• **Stated task**: Return the material word for word. Do not include the pictures.

──────── Exercise materials

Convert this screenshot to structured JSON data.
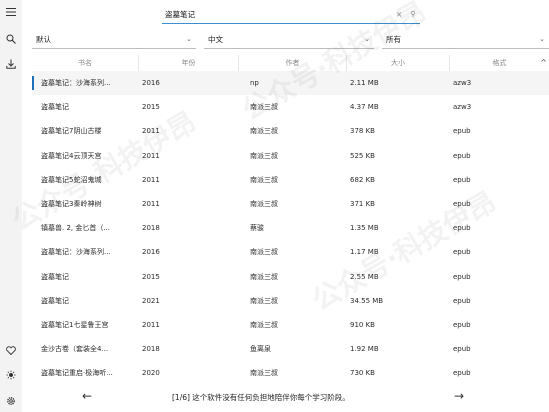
{
  "sidebar": {
    "icons": [
      "menu-icon",
      "search-icon",
      "download-icon",
      "heart-icon",
      "theme-icon",
      "settings-icon"
    ]
  },
  "search": {
    "value": "盗墓笔记",
    "clear": "×",
    "go": "⚲"
  },
  "filters": {
    "sort": "默认",
    "language": "中文",
    "format": "所有"
  },
  "table": {
    "headers": [
      "书名",
      "年份",
      "作者",
      "大小",
      "格式"
    ],
    "rows": [
      [
        "盗墓笔记：沙海系列...",
        "2016",
        "np",
        "2.11 MB",
        "azw3"
      ],
      [
        "盗墓笔记",
        "2015",
        "南派三叔",
        "4.37 MB",
        "azw3"
      ],
      [
        "盗墓笔记7阴山古楼",
        "2011",
        "南派三叔",
        "378 KB",
        "epub"
      ],
      [
        "盗墓笔记4云顶天宫",
        "2011",
        "南派三叔",
        "525 KB",
        "epub"
      ],
      [
        "盗墓笔记5蛇沼鬼城",
        "2011",
        "南派三叔",
        "682 KB",
        "epub"
      ],
      [
        "盗墓笔记3秦岭神树",
        "2011",
        "南派三叔",
        "371 KB",
        "epub"
      ],
      [
        "镇墓兽. 2, 金匕首（...",
        "2018",
        "蔡骏",
        "1.35 MB",
        "epub"
      ],
      [
        "盗墓笔记：沙海系列...",
        "2016",
        "南派三叔",
        "1.17 MB",
        "epub"
      ],
      [
        "盗墓笔记",
        "2015",
        "南派三叔",
        "2.55 MB",
        "epub"
      ],
      [
        "盗墓笔记",
        "2021",
        "南派三叔",
        "34.55 MB",
        "epub"
      ],
      [
        "盗墓笔记1七星鲁王宫",
        "2011",
        "南派三叔",
        "910 KB",
        "epub"
      ],
      [
        "金沙古卷（套装全4...",
        "2018",
        "鱼离泉",
        "1.92 MB",
        "epub"
      ],
      [
        "盗墓笔记重启·极海听...",
        "2020",
        "南派三叔",
        "730 KB",
        "epub"
      ]
    ]
  },
  "footer": {
    "prev": "←",
    "next": "→",
    "text": "[1/6] 这个软件没有任何负担地陪伴你每个学习阶段。"
  },
  "watermark": "公众号·科技伊昂"
}
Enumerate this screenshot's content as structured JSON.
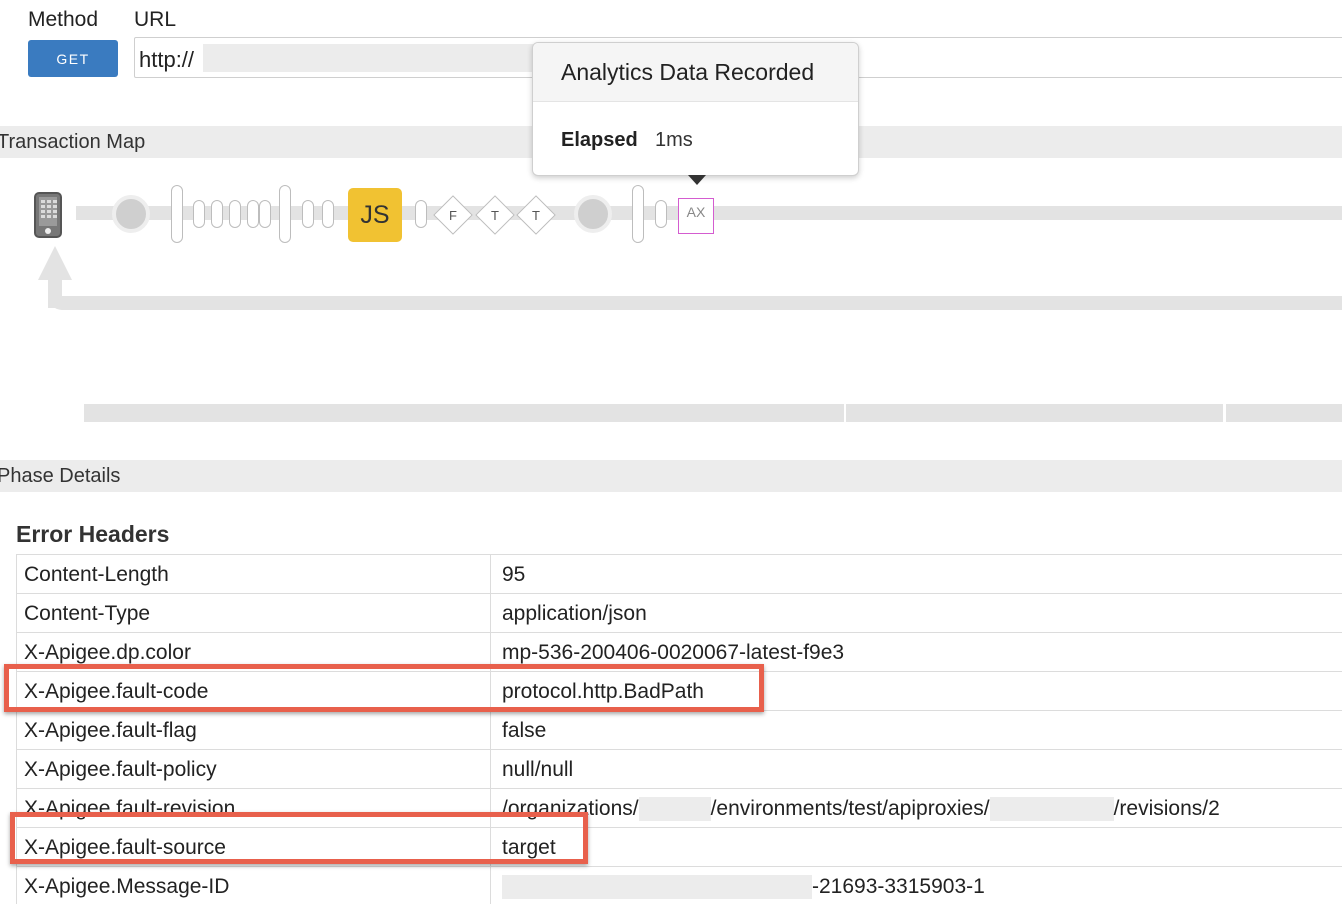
{
  "request": {
    "method_label": "Method",
    "url_label": "URL",
    "method_value": "GET",
    "url_value": "http://"
  },
  "sections": {
    "transaction_map": "Transaction Map",
    "phase_details": "Phase Details"
  },
  "transaction_map": {
    "js_label": "JS",
    "diamond_labels": [
      "F",
      "T",
      "T"
    ],
    "ax_label": "AX",
    "colors": {
      "js": "#f1c232",
      "ax_border": "#d45cd0",
      "track": "#e3e3e3"
    }
  },
  "popover": {
    "title": "Analytics Data Recorded",
    "key": "Elapsed",
    "value": "1ms"
  },
  "error_headers": {
    "title": "Error Headers",
    "rows": [
      {
        "name": "Content-Length",
        "value": "95"
      },
      {
        "name": "Content-Type",
        "value": "application/json"
      },
      {
        "name": "X-Apigee.dp.color",
        "value": "mp-536-200406-0020067-latest-f9e3"
      },
      {
        "name": "X-Apigee.fault-code",
        "value": "protocol.http.BadPath"
      },
      {
        "name": "X-Apigee.fault-flag",
        "value": "false"
      },
      {
        "name": "X-Apigee.fault-policy",
        "value": "null/null"
      },
      {
        "name": "X-Apigee.fault-revision",
        "value_parts": [
          "/organizations/",
          "/environments/test/apiproxies/",
          "/revisions/2"
        ]
      },
      {
        "name": "X-Apigee.fault-source",
        "value": "target"
      },
      {
        "name": "X-Apigee.Message-ID",
        "value": "-21693-3315903-1"
      }
    ],
    "highlight_color": "#e8604c"
  }
}
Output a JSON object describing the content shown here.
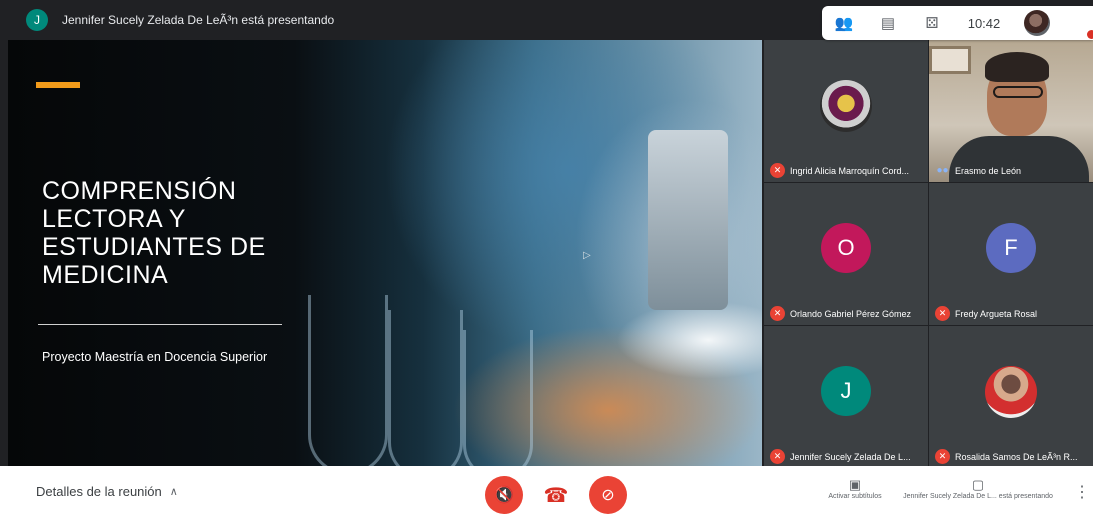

────────────────

• **Solution**:
Convert this screenshot to structured JSON data.
{
  "sidebar": {
    "icons": [
      "menu-icon",
      "search-icon",
      "download-icon",
      "heart-icon",
      "theme-icon",
      "settings-icon"
    ]
  },
  "search": {
    "value": "盗墓笔记",
    "clear": "×",
    "go": "⚲"
  },
  "filters": {
    "sort": "默认",
    "language": "中文",
    "format": "所有"
  },
  "table": {
    "headers": [
      "书名",
      "年份",
      "作者",
      "大小",
      "格式"
    ],
    "rows": [
      [
        "盗墓笔记：沙海系列...",
        "2016",
        "np",
        "2.11 MB",
        "azw3"
      ],
      [
        "盗墓笔记",
        "2015",
        "南派三叔",
        "4.37 MB",
        "azw3"
      ],
      [
        "盗墓笔记7阴山古楼",
        "2011",
        "南派三叔",
        "378 KB",
        "epub"
      ],
      [
        "盗墓笔记4云顶天宫",
        "2011",
        "南派三叔",
        "525 KB",
        "epub"
      ],
      [
        "盗墓笔记5蛇沼鬼城",
        "2011",
        "南派三叔",
        "682 KB",
        "epub"
      ],
      [
        "盗墓笔记3秦岭神树",
        "2011",
        "南派三叔",
        "371 KB",
        "epub"
      ],
      [
        "镇墓兽. 2, 金匕首（...",
        "2018",
        "蔡骏",
        "1.35 MB",
        "epub"
      ],
      [
        "盗墓笔记：沙海系列...",
        "2016",
        "南派三叔",
        "1.17 MB",
        "epub"
      ],
      [
        "盗墓笔记",
        "2015",
        "南派三叔",
        "2.55 MB",
        "epub"
      ],
      [
        "盗墓笔记",
        "2021",
        "南派三叔",
        "34.55 MB",
        "epub"
      ],
      [
        "盗墓笔记1七星鲁王宫",
        "2011",
        "南派三叔",
        "910 KB",
        "epub"
      ],
      [
        "金沙古卷（套装全4...",
        "2018",
        "鱼离泉",
        "1.92 MB",
        "epub"
      ],
      [
        "盗墓笔记重启·极海听...",
        "2020",
        "南派三叔",
        "730 KB",
        "epub"
      ]
    ]
  },
  "footer": {
    "prev": "←",
    "next": "→",
    "text": "[1/6] 这个软件没有任何负担地陪伴你每个学习阶段。"
  },
  "watermark": "公众号·科技伊昂"
}
Enumerate this screenshot's content as structured JSON.
{
  "request": {
    "method_label": "Method",
    "url_label": "URL",
    "method_value": "GET",
    "url_value": "http://"
  },
  "sections": {
    "transaction_map": "Transaction Map",
    "phase_details": "Phase Details"
  },
  "transaction_map": {
    "js_label": "JS",
    "diamond_labels": [
      "F",
      "T",
      "T"
    ],
    "ax_label": "AX",
    "colors": {
      "js": "#f1c232",
      "ax_border": "#d45cd0",
      "track": "#e3e3e3"
    }
  },
  "popover": {
    "title": "Analytics Data Recorded",
    "key": "Elapsed",
    "value": "1ms"
  },
  "error_headers": {
    "title": "Error Headers",
    "rows": [
      {
        "name": "Content-Length",
        "value": "95"
      },
      {
        "name": "Content-Type",
        "value": "application/json"
      },
      {
        "name": "X-Apigee.dp.color",
        "value": "mp-536-200406-0020067-latest-f9e3"
      },
      {
        "name": "X-Apigee.fault-code",
        "value": "protocol.http.BadPath"
      },
      {
        "name": "X-Apigee.fault-flag",
        "value": "false"
      },
      {
        "name": "X-Apigee.fault-policy",
        "value": "null/null"
      },
      {
        "name": "X-Apigee.fault-revision",
        "value_parts": [
          "/organizations/",
          "/environments/test/apiproxies/",
          "/revisions/2"
        ]
      },
      {
        "name": "X-Apigee.fault-source",
        "value": "target"
      },
      {
        "name": "X-Apigee.Message-ID",
        "value": "-21693-3315903-1"
      }
    ],
    "highlight_color": "#e8604c"
  }
}
Output a JSON object describing the content shown here.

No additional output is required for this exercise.